Stated task: Identify the lines that contain the string "TitosLeftLung", then copy each of them.

Exercise material:
■ ■ ■
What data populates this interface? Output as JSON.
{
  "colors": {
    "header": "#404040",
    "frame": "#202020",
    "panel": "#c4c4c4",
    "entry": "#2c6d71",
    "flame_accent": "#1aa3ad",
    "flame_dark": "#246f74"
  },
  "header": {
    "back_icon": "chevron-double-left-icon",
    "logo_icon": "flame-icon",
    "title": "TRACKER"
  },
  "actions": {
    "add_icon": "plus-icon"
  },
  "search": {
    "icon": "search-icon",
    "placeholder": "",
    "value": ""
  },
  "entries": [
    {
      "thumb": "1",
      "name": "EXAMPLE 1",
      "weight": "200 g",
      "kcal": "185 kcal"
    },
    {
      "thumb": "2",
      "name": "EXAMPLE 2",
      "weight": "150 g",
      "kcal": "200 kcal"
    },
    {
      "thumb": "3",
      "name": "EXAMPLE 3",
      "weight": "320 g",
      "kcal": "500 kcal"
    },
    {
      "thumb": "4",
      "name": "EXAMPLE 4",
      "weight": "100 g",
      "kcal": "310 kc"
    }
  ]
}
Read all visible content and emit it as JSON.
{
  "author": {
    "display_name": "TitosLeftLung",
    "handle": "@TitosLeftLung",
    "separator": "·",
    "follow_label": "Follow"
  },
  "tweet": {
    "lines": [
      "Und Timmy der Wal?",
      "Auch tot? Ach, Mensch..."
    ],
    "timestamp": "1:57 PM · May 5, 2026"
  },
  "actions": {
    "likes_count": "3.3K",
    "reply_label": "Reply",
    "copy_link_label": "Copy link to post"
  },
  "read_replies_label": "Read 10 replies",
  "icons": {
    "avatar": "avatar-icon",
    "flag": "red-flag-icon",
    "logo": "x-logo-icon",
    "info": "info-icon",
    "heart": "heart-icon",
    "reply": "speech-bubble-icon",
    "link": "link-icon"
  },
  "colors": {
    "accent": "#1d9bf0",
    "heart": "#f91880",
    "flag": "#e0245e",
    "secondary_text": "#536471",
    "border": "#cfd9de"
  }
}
■ ■ ■
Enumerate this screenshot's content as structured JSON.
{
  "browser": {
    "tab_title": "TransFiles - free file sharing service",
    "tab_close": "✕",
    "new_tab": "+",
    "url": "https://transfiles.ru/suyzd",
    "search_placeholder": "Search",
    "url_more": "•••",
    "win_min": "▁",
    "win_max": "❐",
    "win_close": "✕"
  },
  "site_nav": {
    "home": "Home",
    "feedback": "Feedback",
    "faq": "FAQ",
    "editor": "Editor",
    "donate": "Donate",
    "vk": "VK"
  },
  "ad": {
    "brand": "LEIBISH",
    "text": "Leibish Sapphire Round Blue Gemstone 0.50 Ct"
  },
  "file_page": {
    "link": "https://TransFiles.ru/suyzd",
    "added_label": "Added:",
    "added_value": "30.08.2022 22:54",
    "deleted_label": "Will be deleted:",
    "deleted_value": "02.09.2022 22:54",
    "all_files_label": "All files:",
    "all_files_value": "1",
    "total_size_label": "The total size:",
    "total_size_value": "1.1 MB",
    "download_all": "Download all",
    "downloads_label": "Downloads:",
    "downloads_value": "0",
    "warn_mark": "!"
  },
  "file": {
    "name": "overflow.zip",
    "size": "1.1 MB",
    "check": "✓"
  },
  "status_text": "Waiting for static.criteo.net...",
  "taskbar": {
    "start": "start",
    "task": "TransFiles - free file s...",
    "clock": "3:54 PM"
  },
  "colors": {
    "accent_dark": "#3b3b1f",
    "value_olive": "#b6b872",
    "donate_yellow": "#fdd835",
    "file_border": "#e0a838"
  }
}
■ ■ ■
Task output:
    "display_name": "TitosLeftLung",
    "handle": "@TitosLeftLung",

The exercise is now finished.